* _DESCRIPTION OF THE TASK_
Copy every line of the data that contains the string "color".

* _ENTRIES PROVIDED_
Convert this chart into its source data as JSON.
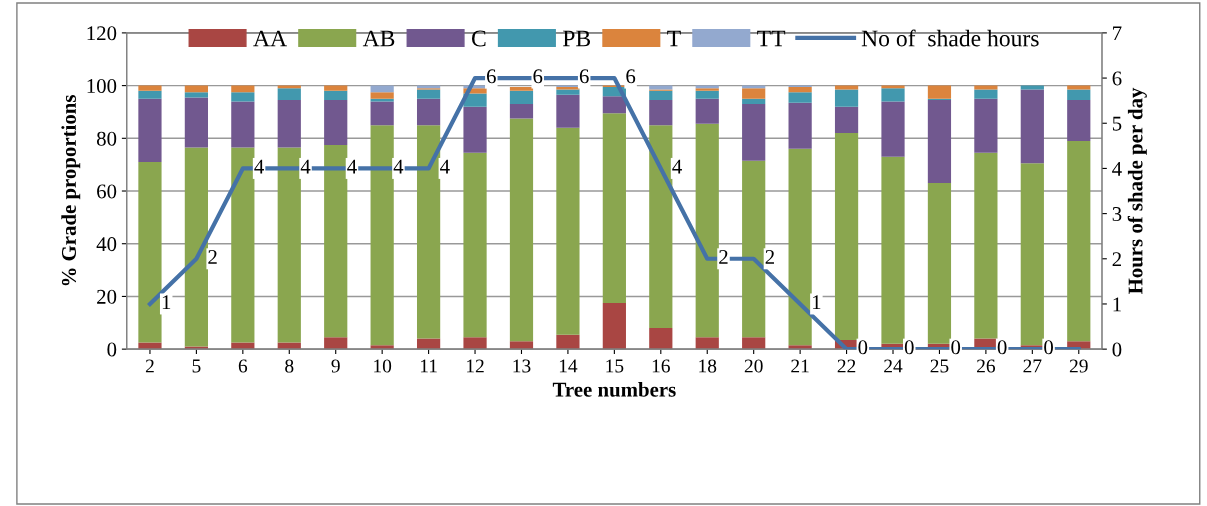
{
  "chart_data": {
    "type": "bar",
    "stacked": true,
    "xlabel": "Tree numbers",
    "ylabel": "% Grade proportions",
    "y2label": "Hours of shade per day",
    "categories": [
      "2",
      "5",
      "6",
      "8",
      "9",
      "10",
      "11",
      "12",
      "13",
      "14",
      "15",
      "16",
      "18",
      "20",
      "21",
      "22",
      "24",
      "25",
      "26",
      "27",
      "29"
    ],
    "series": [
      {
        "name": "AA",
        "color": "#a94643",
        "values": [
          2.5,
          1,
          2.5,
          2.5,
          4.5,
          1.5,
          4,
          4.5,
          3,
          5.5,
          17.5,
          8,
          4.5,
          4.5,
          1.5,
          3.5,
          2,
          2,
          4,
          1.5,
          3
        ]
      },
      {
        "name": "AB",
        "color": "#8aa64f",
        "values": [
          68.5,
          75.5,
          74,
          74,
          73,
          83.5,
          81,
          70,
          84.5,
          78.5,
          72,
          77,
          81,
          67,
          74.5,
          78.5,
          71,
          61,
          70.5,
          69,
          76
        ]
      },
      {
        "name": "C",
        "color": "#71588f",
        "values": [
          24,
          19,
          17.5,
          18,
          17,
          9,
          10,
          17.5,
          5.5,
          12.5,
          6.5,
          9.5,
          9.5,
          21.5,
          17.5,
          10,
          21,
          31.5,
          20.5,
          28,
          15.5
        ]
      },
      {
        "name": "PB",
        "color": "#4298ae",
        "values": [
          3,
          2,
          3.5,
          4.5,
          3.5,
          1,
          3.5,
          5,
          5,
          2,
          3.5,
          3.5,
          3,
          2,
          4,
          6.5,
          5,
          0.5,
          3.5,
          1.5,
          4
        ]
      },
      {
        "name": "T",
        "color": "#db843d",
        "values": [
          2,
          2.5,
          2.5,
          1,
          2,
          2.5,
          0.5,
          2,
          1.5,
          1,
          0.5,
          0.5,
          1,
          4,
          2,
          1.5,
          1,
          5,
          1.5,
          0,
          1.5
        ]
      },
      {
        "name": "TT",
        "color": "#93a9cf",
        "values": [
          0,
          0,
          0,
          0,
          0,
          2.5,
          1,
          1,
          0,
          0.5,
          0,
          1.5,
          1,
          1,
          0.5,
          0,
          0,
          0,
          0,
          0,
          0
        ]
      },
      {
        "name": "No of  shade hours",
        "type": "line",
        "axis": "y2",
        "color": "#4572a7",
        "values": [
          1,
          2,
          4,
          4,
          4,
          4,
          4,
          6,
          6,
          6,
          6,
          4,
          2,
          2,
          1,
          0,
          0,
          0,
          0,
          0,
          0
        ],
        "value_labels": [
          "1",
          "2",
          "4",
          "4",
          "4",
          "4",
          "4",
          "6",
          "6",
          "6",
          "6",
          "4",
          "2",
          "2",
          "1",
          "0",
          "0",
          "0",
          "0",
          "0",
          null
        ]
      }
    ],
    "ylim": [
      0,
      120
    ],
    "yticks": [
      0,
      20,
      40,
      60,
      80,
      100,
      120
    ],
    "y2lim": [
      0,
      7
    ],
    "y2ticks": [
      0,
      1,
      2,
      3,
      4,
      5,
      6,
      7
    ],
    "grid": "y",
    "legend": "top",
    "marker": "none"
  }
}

--

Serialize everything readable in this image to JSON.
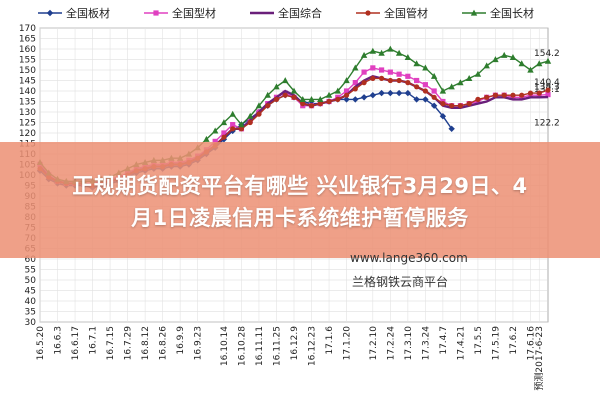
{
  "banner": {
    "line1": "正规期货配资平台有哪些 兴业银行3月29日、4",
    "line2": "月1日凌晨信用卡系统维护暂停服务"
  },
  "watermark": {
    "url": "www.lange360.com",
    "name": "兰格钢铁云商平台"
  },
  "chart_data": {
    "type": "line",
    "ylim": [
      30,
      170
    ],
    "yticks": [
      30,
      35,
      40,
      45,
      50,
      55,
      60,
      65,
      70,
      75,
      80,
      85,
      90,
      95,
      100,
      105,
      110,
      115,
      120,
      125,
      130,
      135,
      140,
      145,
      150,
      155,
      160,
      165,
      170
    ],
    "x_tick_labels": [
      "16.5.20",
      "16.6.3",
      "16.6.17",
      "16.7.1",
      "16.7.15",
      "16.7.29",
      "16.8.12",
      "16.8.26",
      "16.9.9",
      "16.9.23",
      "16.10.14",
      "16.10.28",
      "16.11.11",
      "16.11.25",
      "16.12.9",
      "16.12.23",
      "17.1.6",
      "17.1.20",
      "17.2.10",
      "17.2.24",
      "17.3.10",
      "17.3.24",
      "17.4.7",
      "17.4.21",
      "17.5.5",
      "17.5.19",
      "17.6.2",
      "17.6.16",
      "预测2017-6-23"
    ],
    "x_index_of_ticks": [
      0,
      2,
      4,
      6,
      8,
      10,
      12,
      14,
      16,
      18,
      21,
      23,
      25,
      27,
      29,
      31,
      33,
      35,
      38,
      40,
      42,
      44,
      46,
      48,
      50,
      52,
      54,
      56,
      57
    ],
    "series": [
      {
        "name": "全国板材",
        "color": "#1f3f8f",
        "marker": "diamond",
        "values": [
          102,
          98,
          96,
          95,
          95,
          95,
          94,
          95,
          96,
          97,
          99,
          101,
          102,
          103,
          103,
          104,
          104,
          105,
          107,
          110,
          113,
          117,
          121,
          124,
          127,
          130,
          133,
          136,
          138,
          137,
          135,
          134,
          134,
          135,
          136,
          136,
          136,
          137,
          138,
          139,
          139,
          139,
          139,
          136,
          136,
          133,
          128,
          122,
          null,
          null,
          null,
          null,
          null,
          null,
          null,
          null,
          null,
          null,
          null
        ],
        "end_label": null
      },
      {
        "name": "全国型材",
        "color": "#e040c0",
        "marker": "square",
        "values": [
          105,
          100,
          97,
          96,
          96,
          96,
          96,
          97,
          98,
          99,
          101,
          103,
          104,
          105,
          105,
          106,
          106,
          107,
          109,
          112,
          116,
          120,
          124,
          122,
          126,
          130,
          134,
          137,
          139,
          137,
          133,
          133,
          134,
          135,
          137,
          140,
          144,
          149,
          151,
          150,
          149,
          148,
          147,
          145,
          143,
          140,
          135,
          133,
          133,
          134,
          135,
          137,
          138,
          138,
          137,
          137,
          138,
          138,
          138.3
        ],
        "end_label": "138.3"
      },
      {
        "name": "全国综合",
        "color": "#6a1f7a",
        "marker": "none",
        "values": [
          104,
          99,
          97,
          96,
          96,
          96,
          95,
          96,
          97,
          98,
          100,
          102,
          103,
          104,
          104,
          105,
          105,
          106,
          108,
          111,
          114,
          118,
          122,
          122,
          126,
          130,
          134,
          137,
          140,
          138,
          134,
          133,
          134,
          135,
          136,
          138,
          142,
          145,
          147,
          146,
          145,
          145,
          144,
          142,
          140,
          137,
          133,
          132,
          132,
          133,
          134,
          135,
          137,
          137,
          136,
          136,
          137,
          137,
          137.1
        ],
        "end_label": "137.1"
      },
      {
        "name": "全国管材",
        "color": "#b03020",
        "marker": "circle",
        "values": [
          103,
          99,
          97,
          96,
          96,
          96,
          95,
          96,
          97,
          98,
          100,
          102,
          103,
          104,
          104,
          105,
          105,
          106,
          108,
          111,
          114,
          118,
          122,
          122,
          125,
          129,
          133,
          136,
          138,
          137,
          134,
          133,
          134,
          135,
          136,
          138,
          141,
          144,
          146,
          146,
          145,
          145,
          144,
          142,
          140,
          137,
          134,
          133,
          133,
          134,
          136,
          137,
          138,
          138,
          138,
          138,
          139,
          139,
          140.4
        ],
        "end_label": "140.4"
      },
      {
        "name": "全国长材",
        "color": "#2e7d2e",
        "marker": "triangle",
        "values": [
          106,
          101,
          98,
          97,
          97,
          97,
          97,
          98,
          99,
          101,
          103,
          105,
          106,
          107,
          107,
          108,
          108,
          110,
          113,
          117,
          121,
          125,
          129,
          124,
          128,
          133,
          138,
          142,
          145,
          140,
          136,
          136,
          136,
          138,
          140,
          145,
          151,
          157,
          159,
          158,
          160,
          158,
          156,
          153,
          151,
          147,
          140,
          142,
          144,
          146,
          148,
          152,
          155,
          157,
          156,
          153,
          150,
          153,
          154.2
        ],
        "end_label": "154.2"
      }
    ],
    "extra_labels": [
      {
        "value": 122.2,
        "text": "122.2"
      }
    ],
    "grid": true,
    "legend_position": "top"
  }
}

* _WORKED ANSWER_
        "color": "#a94643",
        "color": "#8aa64f",
        "color": "#71588f",
        "color": "#4298ae",
        "color": "#db843d",
        "color": "#93a9cf",
        "color": "#4572a7",
        "color": "#1f3f8f",
        "color": "#e040c0",
        "color": "#6a1f7a",
        "color": "#b03020",
        "color": "#2e7d2e",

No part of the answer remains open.